EXERCISE REQUIREMENTS:
**1)** In the article about Matt Bartkowski, copy the passage from "Now Lemieux is" up to and including "on Saturday night." word for word.
**2)** Summarize the article about Matt Bartkowski in two sentences.
**3)** According to the article about Matt Bartkowski, which high school did he attend?

PROVIDED TEXT:
Boston Bruins' Matt Bartkowski, right, fights for a puck with New York Islanders' Marty Reasoner during the third period of a pre-season NHL hockey game in Bridgeport, Conn., on Saturday, Oct. 1, 2011. Pittsburgh native Bartkowski is ready to head back to his hometown with the Bruins for Round 3 of the NHL playoffs. THE CANADIAN PRESS/AP-Fred Beckham
WILMINGTON, Mass. - The smile spread across Matt Bartkowski's face even before the question was finished.
How will it feel to play against his hometown Penguins, the team he rooted for as a youngster?
"I can't believe how many times I've been asked that," the Bruins rookie defenceman said with a laugh. "It's going to be awesome."
Especially if Boston upsets Pittsburgh, the club that won two Stanley Cups in the 1990s with two players who became his idols, Mario Lemieux and Jaromir Jagr.
Now Lemieux is a co-owner of the Penguins and Jagr is Bartkowski's teammate in Boston. The teams begin the Eastern Conference finals in Pittsburgh on Saturday night.
"It's kind of cool we get to play playoffs in my hometown," Bartkowski said. "At the end of the day, I'm on Boston and that's Pittsburgh. We're there to win."
A former standout at Mt. Lebanon High—a proud school with its own rink tucked away neatly in a suburb south of Pittsburgh—Bartkowski made his playoff debut in Game 5 of the opening round against Toronto after being recalled from Providence of the AHL to replace the injured Wade Redden.
He next appeared in Game 7 vs. the Maple Leafs, scoring the first goal before the road team posted the next four. But he and the Bruins rallied, won 5-4 in overtime, and suddenly, he appeared as if he was there to stay.
He played well with this time in all five games of the next round against the New York Rangers. But Andrew Ference, sidelined the last seven games with a lower body injury, could return soon and that could leave Bartkowski out of the lineup.
All that said, he's already accomplished more than he could have imagined when he was lightly recruited out of high school.
"I knew he could be a pretty good player probably by his junior year," said Paul Taibi, his high school coach. "The NHL was kind of a dream still at that point."
As a senior, Taibi said, Bartkowski was the best player in Pennsylvania. But hockey's popularity in the western part of the state had declined by then—a lull between the end of the Lemieux-Jagr era and the start of the Sidney Crosby-Evgeni Malkin era.

Box coordinate listings:
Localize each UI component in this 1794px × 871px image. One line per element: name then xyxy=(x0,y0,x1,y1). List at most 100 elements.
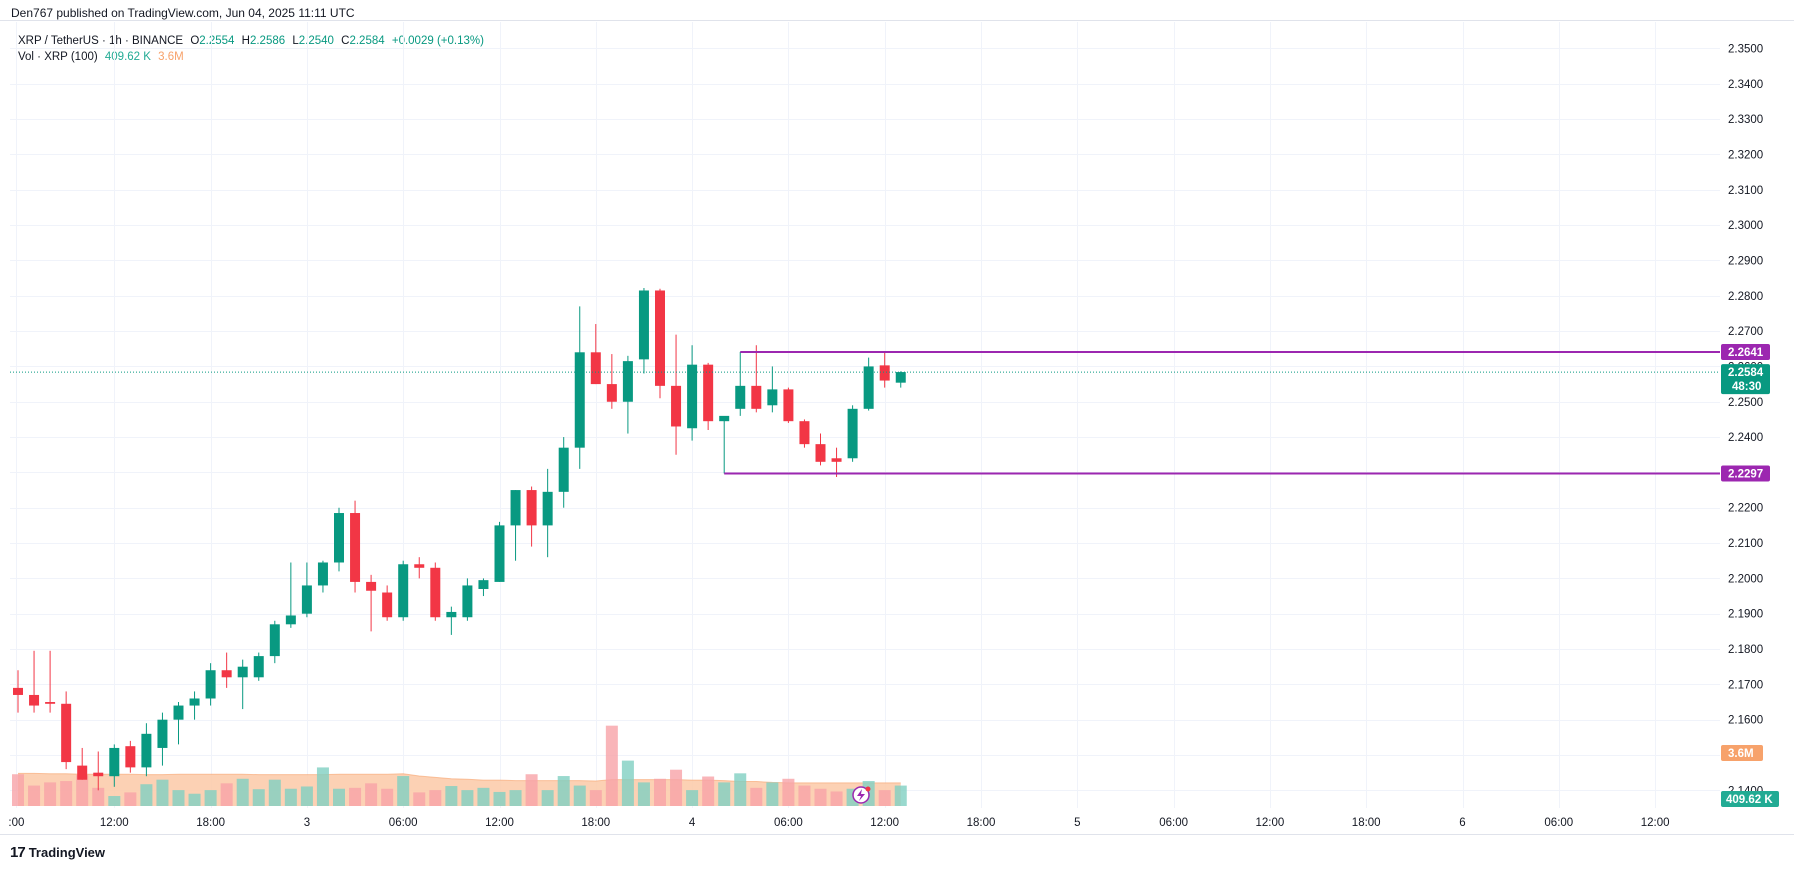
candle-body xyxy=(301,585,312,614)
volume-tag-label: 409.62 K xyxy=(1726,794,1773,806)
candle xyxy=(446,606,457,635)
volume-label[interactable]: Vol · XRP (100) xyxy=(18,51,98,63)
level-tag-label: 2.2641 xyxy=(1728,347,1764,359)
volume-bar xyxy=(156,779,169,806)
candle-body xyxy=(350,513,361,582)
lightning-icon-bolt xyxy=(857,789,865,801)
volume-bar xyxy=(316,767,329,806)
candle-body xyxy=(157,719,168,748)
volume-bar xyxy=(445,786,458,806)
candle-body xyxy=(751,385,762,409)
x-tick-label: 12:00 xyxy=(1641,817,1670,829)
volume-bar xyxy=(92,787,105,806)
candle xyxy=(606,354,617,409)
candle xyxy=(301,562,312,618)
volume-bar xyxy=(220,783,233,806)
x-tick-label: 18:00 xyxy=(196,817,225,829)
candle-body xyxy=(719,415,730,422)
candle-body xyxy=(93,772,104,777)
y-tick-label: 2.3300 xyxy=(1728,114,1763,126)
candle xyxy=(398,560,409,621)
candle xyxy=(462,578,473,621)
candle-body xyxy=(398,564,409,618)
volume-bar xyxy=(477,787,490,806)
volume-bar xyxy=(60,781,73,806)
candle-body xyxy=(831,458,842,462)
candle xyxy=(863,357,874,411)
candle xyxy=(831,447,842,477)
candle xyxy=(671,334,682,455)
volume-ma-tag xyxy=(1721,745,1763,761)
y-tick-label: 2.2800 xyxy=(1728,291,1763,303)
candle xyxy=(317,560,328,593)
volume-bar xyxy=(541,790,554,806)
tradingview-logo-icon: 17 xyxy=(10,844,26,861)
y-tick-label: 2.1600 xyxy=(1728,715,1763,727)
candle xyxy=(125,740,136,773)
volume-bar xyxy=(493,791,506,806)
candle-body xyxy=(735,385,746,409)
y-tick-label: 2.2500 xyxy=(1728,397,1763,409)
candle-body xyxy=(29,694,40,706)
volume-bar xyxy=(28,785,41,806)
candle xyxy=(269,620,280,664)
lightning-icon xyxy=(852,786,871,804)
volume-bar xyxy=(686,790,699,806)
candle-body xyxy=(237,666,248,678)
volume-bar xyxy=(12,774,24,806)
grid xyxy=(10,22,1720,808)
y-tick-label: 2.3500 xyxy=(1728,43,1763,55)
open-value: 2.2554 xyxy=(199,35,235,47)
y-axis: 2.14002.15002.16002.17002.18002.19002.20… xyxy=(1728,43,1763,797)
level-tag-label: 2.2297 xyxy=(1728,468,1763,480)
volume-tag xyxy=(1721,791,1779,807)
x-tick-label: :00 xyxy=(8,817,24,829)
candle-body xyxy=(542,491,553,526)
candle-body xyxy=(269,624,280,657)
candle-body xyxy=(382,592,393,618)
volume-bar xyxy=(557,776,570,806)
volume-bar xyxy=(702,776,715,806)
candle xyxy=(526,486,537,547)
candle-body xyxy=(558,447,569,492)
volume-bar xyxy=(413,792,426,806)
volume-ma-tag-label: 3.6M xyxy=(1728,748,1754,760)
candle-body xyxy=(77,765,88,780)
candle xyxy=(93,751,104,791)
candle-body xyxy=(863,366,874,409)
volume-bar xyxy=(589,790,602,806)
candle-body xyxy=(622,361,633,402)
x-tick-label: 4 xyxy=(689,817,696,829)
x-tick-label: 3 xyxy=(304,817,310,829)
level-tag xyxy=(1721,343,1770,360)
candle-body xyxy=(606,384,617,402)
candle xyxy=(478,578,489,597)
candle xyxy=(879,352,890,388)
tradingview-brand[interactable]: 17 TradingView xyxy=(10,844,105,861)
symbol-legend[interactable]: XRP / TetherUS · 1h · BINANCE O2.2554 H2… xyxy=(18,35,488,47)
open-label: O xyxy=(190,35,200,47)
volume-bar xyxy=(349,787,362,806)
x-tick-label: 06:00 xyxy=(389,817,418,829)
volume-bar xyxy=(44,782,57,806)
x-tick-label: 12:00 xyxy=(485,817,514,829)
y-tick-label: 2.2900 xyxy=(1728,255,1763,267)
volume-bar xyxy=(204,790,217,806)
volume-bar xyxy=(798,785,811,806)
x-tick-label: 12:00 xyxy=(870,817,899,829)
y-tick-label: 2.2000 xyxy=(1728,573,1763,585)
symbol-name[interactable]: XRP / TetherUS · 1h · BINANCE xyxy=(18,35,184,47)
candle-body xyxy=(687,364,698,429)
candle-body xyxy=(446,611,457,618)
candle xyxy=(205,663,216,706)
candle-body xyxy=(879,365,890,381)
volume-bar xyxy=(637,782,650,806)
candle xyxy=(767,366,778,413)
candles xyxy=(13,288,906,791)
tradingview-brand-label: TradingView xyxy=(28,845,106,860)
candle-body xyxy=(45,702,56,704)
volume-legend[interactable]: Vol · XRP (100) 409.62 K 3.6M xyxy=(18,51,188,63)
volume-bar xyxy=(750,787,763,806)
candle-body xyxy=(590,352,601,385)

TASK ANSWERS:
**1)**
Now Lemieux is a co-owner of the Penguins and Jagr is Bartkowski's teammate in Boston. The teams begin the Eastern Conference finals in Pittsburgh on Saturday night.

**2)** Bruins rookie defenseman Matt Bartkowski, a Pittsburgh native who grew up rooting for the Penguins and idolized Mario Lemieux and Jaromir Jagr, is heading to his hometown as Boston opens the Eastern Conference finals against Pittsburgh. Recalled from Providence of the AHL to replace the injured Wade Redden, he scored in Game 7 against Toronto and played all five games against the Rangers, though Andrew Ference's possible return could leave him out of the lineup.

**3)** Mt. Lebanon High